» **THE EXERCISE**
Keep only those lines of the records that include the string "dash".

» **SOURCE DATA**
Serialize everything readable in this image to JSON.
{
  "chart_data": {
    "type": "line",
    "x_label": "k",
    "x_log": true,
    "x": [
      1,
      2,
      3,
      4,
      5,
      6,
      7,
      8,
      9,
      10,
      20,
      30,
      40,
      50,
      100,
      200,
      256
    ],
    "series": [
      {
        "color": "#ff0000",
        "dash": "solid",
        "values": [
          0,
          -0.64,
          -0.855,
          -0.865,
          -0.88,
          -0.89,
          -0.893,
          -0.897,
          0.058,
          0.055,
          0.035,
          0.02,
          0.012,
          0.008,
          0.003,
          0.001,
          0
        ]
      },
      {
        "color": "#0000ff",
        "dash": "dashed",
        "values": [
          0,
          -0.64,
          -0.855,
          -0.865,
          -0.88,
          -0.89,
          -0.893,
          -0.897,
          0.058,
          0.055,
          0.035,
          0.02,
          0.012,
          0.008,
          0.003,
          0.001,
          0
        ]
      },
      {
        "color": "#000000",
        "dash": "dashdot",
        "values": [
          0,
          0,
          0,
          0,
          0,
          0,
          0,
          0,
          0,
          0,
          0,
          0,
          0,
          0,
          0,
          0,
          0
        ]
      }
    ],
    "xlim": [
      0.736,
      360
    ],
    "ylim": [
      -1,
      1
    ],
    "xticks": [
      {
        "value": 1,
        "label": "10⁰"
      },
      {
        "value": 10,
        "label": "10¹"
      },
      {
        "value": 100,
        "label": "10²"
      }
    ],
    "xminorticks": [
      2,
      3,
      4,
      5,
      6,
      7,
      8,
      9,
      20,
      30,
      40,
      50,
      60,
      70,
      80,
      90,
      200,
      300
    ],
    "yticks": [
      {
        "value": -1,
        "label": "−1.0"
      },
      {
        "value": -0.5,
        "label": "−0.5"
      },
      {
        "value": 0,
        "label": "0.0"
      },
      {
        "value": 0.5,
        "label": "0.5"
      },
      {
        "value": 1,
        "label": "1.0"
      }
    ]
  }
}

» **SOLUTION FOR THIS PROBLEM**
        "dash": "solid",
        "dash": "dashed",
        "dash": "dashdot",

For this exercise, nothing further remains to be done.